Begin
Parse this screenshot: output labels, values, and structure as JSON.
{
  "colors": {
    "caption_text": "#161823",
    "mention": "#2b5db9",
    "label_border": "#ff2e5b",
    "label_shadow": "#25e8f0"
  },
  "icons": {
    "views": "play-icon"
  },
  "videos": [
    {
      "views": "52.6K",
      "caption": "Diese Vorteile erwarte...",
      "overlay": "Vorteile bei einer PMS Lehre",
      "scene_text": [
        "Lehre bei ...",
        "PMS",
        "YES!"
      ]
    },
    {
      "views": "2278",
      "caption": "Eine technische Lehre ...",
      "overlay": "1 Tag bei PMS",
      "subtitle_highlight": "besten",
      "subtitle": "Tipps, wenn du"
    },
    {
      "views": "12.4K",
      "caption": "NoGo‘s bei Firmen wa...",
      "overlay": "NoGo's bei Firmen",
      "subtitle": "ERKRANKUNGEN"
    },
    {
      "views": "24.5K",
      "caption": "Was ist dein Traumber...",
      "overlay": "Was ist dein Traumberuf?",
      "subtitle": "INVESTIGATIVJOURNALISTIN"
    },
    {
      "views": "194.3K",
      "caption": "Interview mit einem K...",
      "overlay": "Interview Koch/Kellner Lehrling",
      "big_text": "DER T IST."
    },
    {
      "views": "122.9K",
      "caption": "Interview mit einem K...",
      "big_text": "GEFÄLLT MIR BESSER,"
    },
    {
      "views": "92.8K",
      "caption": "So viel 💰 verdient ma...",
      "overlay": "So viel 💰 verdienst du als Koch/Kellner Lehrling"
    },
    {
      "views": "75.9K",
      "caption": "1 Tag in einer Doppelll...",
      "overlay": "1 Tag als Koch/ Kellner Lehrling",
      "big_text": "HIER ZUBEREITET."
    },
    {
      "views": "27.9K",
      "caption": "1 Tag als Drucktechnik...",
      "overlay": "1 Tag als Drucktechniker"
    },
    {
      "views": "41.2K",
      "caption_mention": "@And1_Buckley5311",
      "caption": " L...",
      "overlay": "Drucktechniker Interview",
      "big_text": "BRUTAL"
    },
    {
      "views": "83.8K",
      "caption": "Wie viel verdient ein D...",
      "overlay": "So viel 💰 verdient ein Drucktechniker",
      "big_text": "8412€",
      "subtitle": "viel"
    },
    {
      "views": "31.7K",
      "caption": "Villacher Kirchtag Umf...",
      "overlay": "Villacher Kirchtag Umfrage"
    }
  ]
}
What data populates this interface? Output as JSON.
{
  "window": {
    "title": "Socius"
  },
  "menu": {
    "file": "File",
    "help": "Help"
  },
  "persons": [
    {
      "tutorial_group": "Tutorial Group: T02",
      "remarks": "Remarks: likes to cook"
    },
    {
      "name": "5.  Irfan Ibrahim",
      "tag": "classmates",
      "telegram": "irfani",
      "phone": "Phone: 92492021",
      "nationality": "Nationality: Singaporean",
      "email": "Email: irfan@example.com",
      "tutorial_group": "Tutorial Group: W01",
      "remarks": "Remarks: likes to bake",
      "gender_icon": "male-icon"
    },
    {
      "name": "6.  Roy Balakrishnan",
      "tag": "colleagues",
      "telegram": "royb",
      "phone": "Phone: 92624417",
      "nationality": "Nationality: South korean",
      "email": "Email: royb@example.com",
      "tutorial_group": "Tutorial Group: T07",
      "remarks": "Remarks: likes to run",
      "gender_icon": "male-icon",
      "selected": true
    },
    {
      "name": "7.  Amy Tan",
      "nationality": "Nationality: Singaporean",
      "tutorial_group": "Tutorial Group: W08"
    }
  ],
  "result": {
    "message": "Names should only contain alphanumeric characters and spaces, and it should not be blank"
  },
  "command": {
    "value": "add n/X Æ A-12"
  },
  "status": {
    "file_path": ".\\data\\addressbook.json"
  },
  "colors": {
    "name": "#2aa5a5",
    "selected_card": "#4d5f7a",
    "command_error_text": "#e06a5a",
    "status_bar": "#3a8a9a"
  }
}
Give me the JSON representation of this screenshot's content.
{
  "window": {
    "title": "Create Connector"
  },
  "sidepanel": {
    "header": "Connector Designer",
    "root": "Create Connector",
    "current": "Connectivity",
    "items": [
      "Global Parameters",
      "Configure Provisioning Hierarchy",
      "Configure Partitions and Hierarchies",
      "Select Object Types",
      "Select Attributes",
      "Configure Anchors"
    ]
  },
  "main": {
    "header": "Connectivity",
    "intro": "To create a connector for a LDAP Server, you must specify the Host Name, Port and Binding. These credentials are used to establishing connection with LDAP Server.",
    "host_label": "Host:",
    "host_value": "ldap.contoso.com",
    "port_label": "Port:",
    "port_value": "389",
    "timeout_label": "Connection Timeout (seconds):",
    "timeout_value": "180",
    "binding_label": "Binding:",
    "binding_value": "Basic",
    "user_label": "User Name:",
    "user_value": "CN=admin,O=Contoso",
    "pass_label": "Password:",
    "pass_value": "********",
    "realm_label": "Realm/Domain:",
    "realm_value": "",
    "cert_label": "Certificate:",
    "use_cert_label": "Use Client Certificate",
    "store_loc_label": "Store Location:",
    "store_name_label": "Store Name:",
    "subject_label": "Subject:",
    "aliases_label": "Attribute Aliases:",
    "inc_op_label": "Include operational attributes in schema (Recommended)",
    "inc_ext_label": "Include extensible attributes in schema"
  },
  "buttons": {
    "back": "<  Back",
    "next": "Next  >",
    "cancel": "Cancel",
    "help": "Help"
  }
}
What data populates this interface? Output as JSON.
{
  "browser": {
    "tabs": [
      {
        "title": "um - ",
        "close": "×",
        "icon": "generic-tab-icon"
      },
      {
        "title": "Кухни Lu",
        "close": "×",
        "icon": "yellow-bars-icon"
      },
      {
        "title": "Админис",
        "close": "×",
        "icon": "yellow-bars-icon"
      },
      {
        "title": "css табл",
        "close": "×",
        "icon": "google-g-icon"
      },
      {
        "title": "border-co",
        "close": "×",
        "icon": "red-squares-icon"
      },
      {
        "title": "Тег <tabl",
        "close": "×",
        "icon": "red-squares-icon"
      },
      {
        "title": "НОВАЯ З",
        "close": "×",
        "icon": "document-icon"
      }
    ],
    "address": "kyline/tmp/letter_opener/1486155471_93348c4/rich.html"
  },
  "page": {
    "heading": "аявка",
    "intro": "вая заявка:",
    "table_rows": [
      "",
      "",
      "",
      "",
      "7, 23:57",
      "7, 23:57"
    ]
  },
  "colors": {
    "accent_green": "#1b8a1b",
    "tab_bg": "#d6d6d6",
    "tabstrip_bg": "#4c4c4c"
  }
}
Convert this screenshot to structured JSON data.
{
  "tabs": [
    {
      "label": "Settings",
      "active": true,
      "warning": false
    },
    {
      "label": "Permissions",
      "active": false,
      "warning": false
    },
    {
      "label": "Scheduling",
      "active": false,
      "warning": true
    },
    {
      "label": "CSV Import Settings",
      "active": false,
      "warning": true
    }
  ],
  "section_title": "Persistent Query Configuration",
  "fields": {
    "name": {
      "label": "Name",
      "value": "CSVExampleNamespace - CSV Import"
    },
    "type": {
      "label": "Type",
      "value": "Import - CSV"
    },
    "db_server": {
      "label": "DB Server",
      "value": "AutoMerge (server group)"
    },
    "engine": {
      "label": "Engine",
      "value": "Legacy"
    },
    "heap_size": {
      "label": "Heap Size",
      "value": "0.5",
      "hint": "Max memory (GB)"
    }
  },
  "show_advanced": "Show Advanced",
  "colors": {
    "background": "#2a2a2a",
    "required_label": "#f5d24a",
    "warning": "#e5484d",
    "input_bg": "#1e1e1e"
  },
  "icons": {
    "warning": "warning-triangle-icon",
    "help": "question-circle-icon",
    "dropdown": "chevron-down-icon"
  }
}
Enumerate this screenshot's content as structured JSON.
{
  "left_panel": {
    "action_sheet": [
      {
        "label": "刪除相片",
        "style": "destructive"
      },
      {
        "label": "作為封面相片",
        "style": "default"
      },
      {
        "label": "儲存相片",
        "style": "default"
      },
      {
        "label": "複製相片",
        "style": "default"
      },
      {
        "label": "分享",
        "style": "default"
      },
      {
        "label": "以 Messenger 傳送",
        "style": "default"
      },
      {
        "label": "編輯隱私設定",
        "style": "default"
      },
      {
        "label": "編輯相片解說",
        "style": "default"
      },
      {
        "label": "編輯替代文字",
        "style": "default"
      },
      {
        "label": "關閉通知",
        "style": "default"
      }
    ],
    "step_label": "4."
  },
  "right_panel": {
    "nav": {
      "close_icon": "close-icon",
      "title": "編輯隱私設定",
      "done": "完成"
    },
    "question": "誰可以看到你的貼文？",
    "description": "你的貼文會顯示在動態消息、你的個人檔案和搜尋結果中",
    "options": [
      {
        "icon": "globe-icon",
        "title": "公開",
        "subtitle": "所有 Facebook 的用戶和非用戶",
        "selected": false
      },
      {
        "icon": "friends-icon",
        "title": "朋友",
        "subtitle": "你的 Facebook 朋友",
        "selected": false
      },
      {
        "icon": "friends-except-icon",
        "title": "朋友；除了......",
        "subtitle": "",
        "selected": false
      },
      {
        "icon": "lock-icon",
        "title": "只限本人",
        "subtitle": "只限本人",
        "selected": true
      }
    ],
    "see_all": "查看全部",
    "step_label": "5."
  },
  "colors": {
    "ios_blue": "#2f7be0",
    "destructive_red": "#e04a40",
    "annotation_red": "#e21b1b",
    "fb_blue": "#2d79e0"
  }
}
End
Short exercise:
Read the data above and pull out each line that holds the string "question".

Solution to this task:
    "help": "question-circle-icon",
    "question": "誰可以看到你的貼文？",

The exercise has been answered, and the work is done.